- **Stated goal**:
In the records that follow, locate every line with "uiſitantes" and extract it.

- **Source material**:
---

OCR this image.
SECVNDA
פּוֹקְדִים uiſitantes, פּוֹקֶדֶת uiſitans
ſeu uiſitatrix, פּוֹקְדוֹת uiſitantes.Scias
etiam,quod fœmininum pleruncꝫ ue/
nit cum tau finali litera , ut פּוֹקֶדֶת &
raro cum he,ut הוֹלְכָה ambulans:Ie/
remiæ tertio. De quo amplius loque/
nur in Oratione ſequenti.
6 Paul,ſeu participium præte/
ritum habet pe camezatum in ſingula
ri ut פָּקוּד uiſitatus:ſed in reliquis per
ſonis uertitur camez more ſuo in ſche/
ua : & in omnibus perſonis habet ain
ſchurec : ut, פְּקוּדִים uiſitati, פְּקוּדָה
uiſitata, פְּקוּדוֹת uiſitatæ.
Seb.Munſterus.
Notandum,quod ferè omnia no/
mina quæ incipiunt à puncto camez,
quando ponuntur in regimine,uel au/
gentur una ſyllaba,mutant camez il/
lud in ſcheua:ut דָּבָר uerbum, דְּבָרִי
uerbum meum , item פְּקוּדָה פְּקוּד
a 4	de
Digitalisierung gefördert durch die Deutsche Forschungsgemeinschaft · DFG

---

- **Task answer**:
פּוֹקְדִים uiſitantes, פּוֹקֶדֶת uiſitans
ſeu uiſitatrix, פּוֹקְדוֹת uiſitantes.Scias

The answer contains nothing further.